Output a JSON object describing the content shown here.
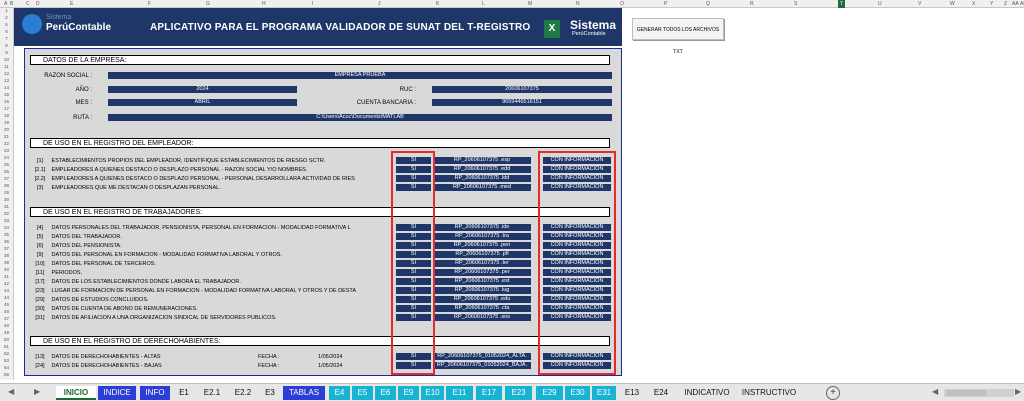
{
  "columns": [
    "A",
    "B",
    "C",
    "D",
    "E",
    "F",
    "G",
    "H",
    "I",
    "J",
    "K",
    "L",
    "M",
    "N",
    "O",
    "P",
    "Q",
    "R",
    "S",
    "T",
    "U",
    "V",
    "W",
    "X",
    "Y",
    "Z",
    "AA",
    "AB"
  ],
  "active_column": "T",
  "rows": [
    "1",
    "2",
    "5",
    "6",
    "7",
    "8",
    "9",
    "10",
    "11",
    "12",
    "13",
    "14",
    "15",
    "16",
    "17",
    "18",
    "19",
    "20",
    "21",
    "22",
    "23",
    "24",
    "25",
    "26",
    "27",
    "28",
    "29",
    "30",
    "31",
    "32",
    "33",
    "34",
    "35",
    "36",
    "37",
    "38",
    "39",
    "40",
    "41",
    "42",
    "43",
    "44",
    "45",
    "46",
    "47",
    "48",
    "49",
    "50",
    "51",
    "52",
    "53",
    "54",
    "55"
  ],
  "banner": {
    "logo_top": "Sistema",
    "logo_name": "PerúContable",
    "title": "APLICATIVO PARA EL PROGRAMA VALIDADOR DE SUNAT DEL T-REGISTRO",
    "xl_icon": "X",
    "brand": "Sistema",
    "brand_sub": "PerúContable"
  },
  "generate_button": "GENERAR TODOS LOS ARCHIVOS TXT",
  "empresa": {
    "header": "DATOS DE LA EMPRESA:",
    "razon_label": "RAZON SOCIAL :",
    "razon_value": "EMPRESA PRUEBA",
    "anio_label": "AÑO :",
    "anio_value": "2024",
    "ruc_label": "RUC :",
    "ruc_value": "20606107375",
    "mes_label": "MES :",
    "mes_value": "ABRIL",
    "cuenta_label": "CUENTA BANCARIA :",
    "cuenta_value": "965944651615​1",
    "ruta_label": "RUTA :",
    "ruta_value": "C:\\Users\\Acuc\\Documents\\MATLAB"
  },
  "empleador": {
    "header": "DE USO EN EL REGISTRO DEL EMPLEADOR:",
    "rows": [
      {
        "code": "[1]",
        "text": "ESTABLECIMIENTOS PROPIOS DEL EMPLEADOR, IDENTIFIQUE ESTABLECIMIENTOS DE RIESGO SCTR.",
        "si": "SI",
        "file": "RP_20606107375 .esp",
        "info": "CON INFORMACIÓN"
      },
      {
        "code": "[2.1]",
        "text": "EMPLEADORES A QUIENES DESTACO O DESPLAZO PERSONAL - RAZON SOCIAL Y/O NOMBRES.",
        "si": "SI",
        "file": "RP_20606107375 .edd",
        "info": "CON INFORMACIÓN"
      },
      {
        "code": "[2.2]",
        "text": "EMPLEADORES A QUIENES DESTACO O DESPLAZO PERSONAL - PERSONAL DESARROLLARÁ ACTIVIDAD DE RIES",
        "si": "SI",
        "file": "RP_20606107375 .ldd",
        "info": "CON INFORMACIÓN"
      },
      {
        "code": "[3]",
        "text": "EMPLEADORES QUE ME DESTACAN O DESPLAZAN PERSONAL.",
        "si": "SI",
        "file": "RP_20606107375 .med",
        "info": "CON INFORMACIÓN"
      }
    ]
  },
  "trabajadores": {
    "header": "DE USO EN EL REGISTRO DE TRABAJADORES:",
    "rows": [
      {
        "code": "[4]",
        "text": "DATOS PERSONALES DEL TRABAJADOR, PENSIONISTA, PERSONAL EN FORMACIÓN - MODALIDAD FORMATIVA L",
        "si": "SI",
        "file": "RP_20606107375 .ide",
        "info": "CON INFORMACIÓN"
      },
      {
        "code": "[5]",
        "text": "DATOS DEL TRABAJADOR.",
        "si": "SI",
        "file": "RP_20606107375 .tra",
        "info": "CON INFORMACIÓN"
      },
      {
        "code": "[6]",
        "text": "DATOS DEL PENSIONISTA.",
        "si": "SI",
        "file": "RP_20606107375 .pen",
        "info": "CON INFORMACIÓN"
      },
      {
        "code": "[9]",
        "text": "DATOS DEL PERSONAL EN FORMACIÓN - MODALIDAD FORMATIVA LABORAL Y OTROS.",
        "si": "SI",
        "file": "RP_20606107375 .pfl",
        "info": "CON INFORMACIÓN"
      },
      {
        "code": "[10]",
        "text": "DATOS DEL PERSONAL DE TERCEROS.",
        "si": "SI",
        "file": "RP_20606107375 .ter",
        "info": "CON INFORMACIÓN"
      },
      {
        "code": "[11]",
        "text": "PERÍODOS.",
        "si": "SI",
        "file": "RP_20606107375 .per",
        "info": "CON INFORMACIÓN"
      },
      {
        "code": "[17]",
        "text": "DATOS DE LOS ESTABLECIMIENTOS DONDE LABORA EL TRABAJADOR.",
        "si": "SI",
        "file": "RP_20606107375 .est",
        "info": "CON INFORMACIÓN"
      },
      {
        "code": "[23]",
        "text": "LUGAR DE FORMACIÓN DE PERSONAL EN FORMACIÓN - MODALIDAD FORMATIVA LABORAL Y OTROS Y DE DESTA",
        "si": "SI",
        "file": "RP_20606107375 .lug",
        "info": "CON INFORMACIÓN"
      },
      {
        "code": "[29]",
        "text": "DATOS DE ESTUDIOS CONCLUIDOS.",
        "si": "SI",
        "file": "RP_20606107375 .edu",
        "info": "CON INFORMACIÓN"
      },
      {
        "code": "[30]",
        "text": "DATOS DE CUENTA DE ABONO DE REMUNERACIONES.",
        "si": "SI",
        "file": "RP_20606107375 .cta",
        "info": "CON INFORMACIÓN"
      },
      {
        "code": "[31]",
        "text": "DATOS DE AFILIACIÓN A UNA ORGANIZACIÓN SINDICAL DE SERVIDORES PÚBLICOS.",
        "si": "SI",
        "file": "RP_20606107375 .sos",
        "info": "CON INFORMACIÓN"
      }
    ]
  },
  "derechohabientes": {
    "header": "DE USO EN EL REGISTRO DE DERECHOHABIENTES:",
    "rows": [
      {
        "code": "[13]",
        "text": "DATOS DE DERECHOHABIENTES - ALTAS",
        "fecha_label": "FECHA :",
        "fecha": "1/05/2024",
        "si": "SI",
        "file": "RP_20606107375_01052024_ALTA.",
        "info": "CON INFORMACIÓN"
      },
      {
        "code": "[24]",
        "text": "DATOS DE DERECHOHABIENTES - BAJAS",
        "fecha_label": "FECHA :",
        "fecha": "1/05/2024",
        "si": "SI",
        "file": "RP_20606107375_01052024_BAJA.",
        "info": "CON INFORMACIÓN"
      }
    ]
  },
  "tabs": [
    "INICIO",
    "INDICE",
    "INFO",
    "E1",
    "E2.1",
    "E2.2",
    "E3",
    "TABLAS",
    "E4",
    "E5",
    "E6",
    "E9",
    "E10",
    "E11",
    "E17",
    "E23",
    "E29",
    "E30",
    "E31",
    "E13",
    "E24",
    "INDICATIVO",
    "INSTRUCTIVO"
  ],
  "colors": {
    "navy": "#1f3668",
    "red": "#e52a2a",
    "tab_blue": "#2b3fd6",
    "tab_cyan": "#17b3d3",
    "excel_green": "#1d6b3e"
  }
}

__WHAT TO WORK ON__
Copy the listing over exactly, skipping the pictures it holds.

__THE OUTPUT__
Output a JSON object describing the content shown here.
{
  "columns": [
    "A",
    "B",
    "C",
    "D",
    "E",
    "F",
    "G",
    "H",
    "I",
    "J",
    "K",
    "L",
    "M",
    "N",
    "O",
    "P",
    "Q",
    "R",
    "S",
    "T",
    "U",
    "V",
    "W",
    "X",
    "Y",
    "Z",
    "AA",
    "AB"
  ],
  "active_column": "T",
  "rows": [
    "1",
    "2",
    "5",
    "6",
    "7",
    "8",
    "9",
    "10",
    "11",
    "12",
    "13",
    "14",
    "15",
    "16",
    "17",
    "18",
    "19",
    "20",
    "21",
    "22",
    "23",
    "24",
    "25",
    "26",
    "27",
    "28",
    "29",
    "30",
    "31",
    "32",
    "33",
    "34",
    "35",
    "36",
    "37",
    "38",
    "39",
    "40",
    "41",
    "42",
    "43",
    "44",
    "45",
    "46",
    "47",
    "48",
    "49",
    "50",
    "51",
    "52",
    "53",
    "54",
    "55"
  ],
  "banner": {
    "logo_top": "Sistema",
    "logo_name": "PerúContable",
    "title": "APLICATIVO PARA EL PROGRAMA VALIDADOR DE SUNAT DEL T-REGISTRO",
    "xl_icon": "X",
    "brand": "Sistema",
    "brand_sub": "PerúContable"
  },
  "generate_button": "GENERAR TODOS LOS ARCHIVOS TXT",
  "empresa": {
    "header": "DATOS DE LA EMPRESA:",
    "razon_label": "RAZON SOCIAL :",
    "razon_value": "EMPRESA PRUEBA",
    "anio_label": "AÑO :",
    "anio_value": "2024",
    "ruc_label": "RUC :",
    "ruc_value": "20606107375",
    "mes_label": "MES :",
    "mes_value": "ABRIL",
    "cuenta_label": "CUENTA BANCARIA :",
    "cuenta_value": "965944651615​1",
    "ruta_label": "RUTA :",
    "ruta_value": "C:\\Users\\Acuc\\Documents\\MATLAB"
  },
  "empleador": {
    "header": "DE USO EN EL REGISTRO DEL EMPLEADOR:",
    "rows": [
      {
        "code": "[1]",
        "text": "ESTABLECIMIENTOS PROPIOS DEL EMPLEADOR, IDENTIFIQUE ESTABLECIMIENTOS DE RIESGO SCTR.",
        "si": "SI",
        "file": "RP_20606107375 .esp",
        "info": "CON INFORMACIÓN"
      },
      {
        "code": "[2.1]",
        "text": "EMPLEADORES A QUIENES DESTACO O DESPLAZO PERSONAL - RAZON SOCIAL Y/O NOMBRES.",
        "si": "SI",
        "file": "RP_20606107375 .edd",
        "info": "CON INFORMACIÓN"
      },
      {
        "code": "[2.2]",
        "text": "EMPLEADORES A QUIENES DESTACO O DESPLAZO PERSONAL - PERSONAL DESARROLLARÁ ACTIVIDAD DE RIES",
        "si": "SI",
        "file": "RP_20606107375 .ldd",
        "info": "CON INFORMACIÓN"
      },
      {
        "code": "[3]",
        "text": "EMPLEADORES QUE ME DESTACAN O DESPLAZAN PERSONAL.",
        "si": "SI",
        "file": "RP_20606107375 .med",
        "info": "CON INFORMACIÓN"
      }
    ]
  },
  "trabajadores": {
    "header": "DE USO EN EL REGISTRO DE TRABAJADORES:",
    "rows": [
      {
        "code": "[4]",
        "text": "DATOS PERSONALES DEL TRABAJADOR, PENSIONISTA, PERSONAL EN FORMACIÓN - MODALIDAD FORMATIVA L",
        "si": "SI",
        "file": "RP_20606107375 .ide",
        "info": "CON INFORMACIÓN"
      },
      {
        "code": "[5]",
        "text": "DATOS DEL TRABAJADOR.",
        "si": "SI",
        "file": "RP_20606107375 .tra",
        "info": "CON INFORMACIÓN"
      },
      {
        "code": "[6]",
        "text": "DATOS DEL PENSIONISTA.",
        "si": "SI",
        "file": "RP_20606107375 .pen",
        "info": "CON INFORMACIÓN"
      },
      {
        "code": "[9]",
        "text": "DATOS DEL PERSONAL EN FORMACIÓN - MODALIDAD FORMATIVA LABORAL Y OTROS.",
        "si": "SI",
        "file": "RP_20606107375 .pfl",
        "info": "CON INFORMACIÓN"
      },
      {
        "code": "[10]",
        "text": "DATOS DEL PERSONAL DE TERCEROS.",
        "si": "SI",
        "file": "RP_20606107375 .ter",
        "info": "CON INFORMACIÓN"
      },
      {
        "code": "[11]",
        "text": "PERÍODOS.",
        "si": "SI",
        "file": "RP_20606107375 .per",
        "info": "CON INFORMACIÓN"
      },
      {
        "code": "[17]",
        "text": "DATOS DE LOS ESTABLECIMIENTOS DONDE LABORA EL TRABAJADOR.",
        "si": "SI",
        "file": "RP_20606107375 .est",
        "info": "CON INFORMACIÓN"
      },
      {
        "code": "[23]",
        "text": "LUGAR DE FORMACIÓN DE PERSONAL EN FORMACIÓN - MODALIDAD FORMATIVA LABORAL Y OTROS Y DE DESTA",
        "si": "SI",
        "file": "RP_20606107375 .lug",
        "info": "CON INFORMACIÓN"
      },
      {
        "code": "[29]",
        "text": "DATOS DE ESTUDIOS CONCLUIDOS.",
        "si": "SI",
        "file": "RP_20606107375 .edu",
        "info": "CON INFORMACIÓN"
      },
      {
        "code": "[30]",
        "text": "DATOS DE CUENTA DE ABONO DE REMUNERACIONES.",
        "si": "SI",
        "file": "RP_20606107375 .cta",
        "info": "CON INFORMACIÓN"
      },
      {
        "code": "[31]",
        "text": "DATOS DE AFILIACIÓN A UNA ORGANIZACIÓN SINDICAL DE SERVIDORES PÚBLICOS.",
        "si": "SI",
        "file": "RP_20606107375 .sos",
        "info": "CON INFORMACIÓN"
      }
    ]
  },
  "derechohabientes": {
    "header": "DE USO EN EL REGISTRO DE DERECHOHABIENTES:",
    "rows": [
      {
        "code": "[13]",
        "text": "DATOS DE DERECHOHABIENTES - ALTAS",
        "fecha_label": "FECHA :",
        "fecha": "1/05/2024",
        "si": "SI",
        "file": "RP_20606107375_01052024_ALTA.",
        "info": "CON INFORMACIÓN"
      },
      {
        "code": "[24]",
        "text": "DATOS DE DERECHOHABIENTES - BAJAS",
        "fecha_label": "FECHA :",
        "fecha": "1/05/2024",
        "si": "SI",
        "file": "RP_20606107375_01052024_BAJA.",
        "info": "CON INFORMACIÓN"
      }
    ]
  },
  "tabs": [
    "INICIO",
    "INDICE",
    "INFO",
    "E1",
    "E2.1",
    "E2.2",
    "E3",
    "TABLAS",
    "E4",
    "E5",
    "E6",
    "E9",
    "E10",
    "E11",
    "E17",
    "E23",
    "E29",
    "E30",
    "E31",
    "E13",
    "E24",
    "INDICATIVO",
    "INSTRUCTIVO"
  ],
  "colors": {
    "navy": "#1f3668",
    "red": "#e52a2a",
    "tab_blue": "#2b3fd6",
    "tab_cyan": "#17b3d3",
    "excel_green": "#1d6b3e"
  }
}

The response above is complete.